===== Articolo =====

Broadband mobile col freno. Il paradosso della gara Lte?

Agcom prevede la copertura 4G anche nelle aree dove arriverà la banda larga grazie al refarming del Gsm. Si rischia l’effetto boomerang: rallentare gli investimenti anti-digital divide e la copertura delle zone periferiche

Pubblicato il 21 Giu 2011

Potremmo definirlo il paradosso della doppia copertura. Quello,
cioè, per cui chi porta la banda larga mobile nelle aree di
digital divide sfruttando le frequenze a 900Mhz (all’inizio
riservate al Gsm, ma poi riutilizzate con tecnologia Umts) dovrà,
in un breve giro temporale, coprire le stesse zone anche con
frequenze a 800Mhz, se aggiudicatario di porzioni di spettro
liberato dallo switch-off digitale della tv.

=====

Richiesta assegnata a:
Converti in una lista numerata le righe dell'elenco, dalla prima fino a quella che contiene "y-tick-label: 800 bbox=[95, 872, 118, 886]", entrambe incluse, omettendo le righe vuote.

===== Elenco grezzo =====

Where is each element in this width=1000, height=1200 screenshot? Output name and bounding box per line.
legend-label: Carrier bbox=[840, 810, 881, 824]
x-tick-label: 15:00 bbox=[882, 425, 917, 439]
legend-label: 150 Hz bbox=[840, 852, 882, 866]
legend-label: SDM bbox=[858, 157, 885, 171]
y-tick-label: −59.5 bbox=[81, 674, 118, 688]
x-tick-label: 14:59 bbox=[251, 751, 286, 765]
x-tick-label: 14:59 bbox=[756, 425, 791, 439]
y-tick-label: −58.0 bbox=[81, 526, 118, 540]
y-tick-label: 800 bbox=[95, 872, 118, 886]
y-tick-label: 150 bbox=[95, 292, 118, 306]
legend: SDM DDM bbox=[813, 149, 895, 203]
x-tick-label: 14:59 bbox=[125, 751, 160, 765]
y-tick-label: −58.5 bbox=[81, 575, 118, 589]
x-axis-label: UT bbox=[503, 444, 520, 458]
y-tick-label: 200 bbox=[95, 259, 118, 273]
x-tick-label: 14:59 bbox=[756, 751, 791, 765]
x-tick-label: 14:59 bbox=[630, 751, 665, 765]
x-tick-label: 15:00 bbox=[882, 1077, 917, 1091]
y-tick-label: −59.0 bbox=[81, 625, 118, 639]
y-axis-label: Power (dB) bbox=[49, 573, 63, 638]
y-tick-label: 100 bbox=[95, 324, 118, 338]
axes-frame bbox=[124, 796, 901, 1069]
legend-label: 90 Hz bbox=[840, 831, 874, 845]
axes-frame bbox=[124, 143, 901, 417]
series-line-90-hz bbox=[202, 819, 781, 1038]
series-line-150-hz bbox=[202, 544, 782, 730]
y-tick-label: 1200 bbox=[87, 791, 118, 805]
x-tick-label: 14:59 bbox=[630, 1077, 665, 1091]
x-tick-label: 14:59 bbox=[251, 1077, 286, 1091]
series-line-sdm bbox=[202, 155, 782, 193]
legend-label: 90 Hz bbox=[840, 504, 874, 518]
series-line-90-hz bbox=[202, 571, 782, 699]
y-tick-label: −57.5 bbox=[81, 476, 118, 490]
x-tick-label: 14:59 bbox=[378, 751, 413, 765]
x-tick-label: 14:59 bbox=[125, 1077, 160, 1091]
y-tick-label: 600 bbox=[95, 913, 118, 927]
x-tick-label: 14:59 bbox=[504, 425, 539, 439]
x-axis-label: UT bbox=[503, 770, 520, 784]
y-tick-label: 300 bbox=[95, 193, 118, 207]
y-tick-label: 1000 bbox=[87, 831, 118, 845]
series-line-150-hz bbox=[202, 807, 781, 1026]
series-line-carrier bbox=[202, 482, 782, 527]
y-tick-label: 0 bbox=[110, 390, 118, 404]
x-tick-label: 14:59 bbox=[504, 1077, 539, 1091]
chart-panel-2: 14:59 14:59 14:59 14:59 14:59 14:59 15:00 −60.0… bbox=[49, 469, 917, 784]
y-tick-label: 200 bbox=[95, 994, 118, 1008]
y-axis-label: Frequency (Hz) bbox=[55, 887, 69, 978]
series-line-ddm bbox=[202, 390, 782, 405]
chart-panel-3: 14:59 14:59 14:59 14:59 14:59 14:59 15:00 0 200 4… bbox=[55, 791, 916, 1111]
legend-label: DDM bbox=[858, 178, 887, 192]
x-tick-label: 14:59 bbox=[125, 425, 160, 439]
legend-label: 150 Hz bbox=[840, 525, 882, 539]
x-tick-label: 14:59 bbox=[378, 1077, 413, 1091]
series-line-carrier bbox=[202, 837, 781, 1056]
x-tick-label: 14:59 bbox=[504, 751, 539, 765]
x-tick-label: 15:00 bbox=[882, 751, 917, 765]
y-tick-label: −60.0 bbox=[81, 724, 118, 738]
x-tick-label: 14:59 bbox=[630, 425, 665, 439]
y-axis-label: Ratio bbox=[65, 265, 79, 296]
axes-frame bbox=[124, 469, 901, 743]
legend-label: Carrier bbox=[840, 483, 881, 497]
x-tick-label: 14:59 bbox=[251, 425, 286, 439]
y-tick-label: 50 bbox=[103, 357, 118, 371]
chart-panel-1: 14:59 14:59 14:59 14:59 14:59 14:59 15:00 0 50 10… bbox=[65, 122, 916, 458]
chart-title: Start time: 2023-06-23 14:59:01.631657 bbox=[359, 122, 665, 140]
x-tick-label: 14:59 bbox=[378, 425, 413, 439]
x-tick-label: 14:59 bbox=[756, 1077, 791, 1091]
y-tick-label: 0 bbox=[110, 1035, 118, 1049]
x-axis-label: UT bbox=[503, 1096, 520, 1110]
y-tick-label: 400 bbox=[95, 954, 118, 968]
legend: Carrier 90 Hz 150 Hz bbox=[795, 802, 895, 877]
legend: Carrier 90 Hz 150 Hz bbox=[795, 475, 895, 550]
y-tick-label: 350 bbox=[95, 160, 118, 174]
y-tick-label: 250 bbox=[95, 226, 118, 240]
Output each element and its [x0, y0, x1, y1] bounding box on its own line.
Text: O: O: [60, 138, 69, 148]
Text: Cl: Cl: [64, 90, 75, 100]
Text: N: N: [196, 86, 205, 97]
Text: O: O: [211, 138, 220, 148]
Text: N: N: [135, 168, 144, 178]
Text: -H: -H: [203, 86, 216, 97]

=====

Richiesta assegnata b:
Rispondi in base all'articolo sulla banda larga mobile:
(i) Quale soggetto prevede la copertura 4G anche nelle aree raggiunte dalla banda larga grazie al refarming del Gsm?
(ii) In quale data risulta pubblicato l'articolo?
(iii) Da quale evento viene liberato lo spettro nelle frequenze a 800Mhz?

Risultato corretto a:
1. Where is each element in this width=1000, height=1200 screenshot? Output name and bounding box per line.
2. legend-label: Carrier bbox=[840, 810, 881, 824]
3. x-tick-label: 15:00 bbox=[882, 425, 917, 439]
4. legend-label: 150 Hz bbox=[840, 852, 882, 866]
5. legend-label: SDM bbox=[858, 157, 885, 171]
6. y-tick-label: −59.5 bbox=[81, 674, 118, 688]
7. x-tick-label: 14:59 bbox=[251, 751, 286, 765]
8. x-tick-label: 14:59 bbox=[756, 425, 791, 439]
9. y-tick-label: −58.0 bbox=[81, 526, 118, 540]
10. y-tick-label: 800 bbox=[95, 872, 118, 886]

Risultato corretto b:
(i) Agcom.
(ii) Il 21 giugno 2011.
(iii) Dallo switch-off digitale della tv.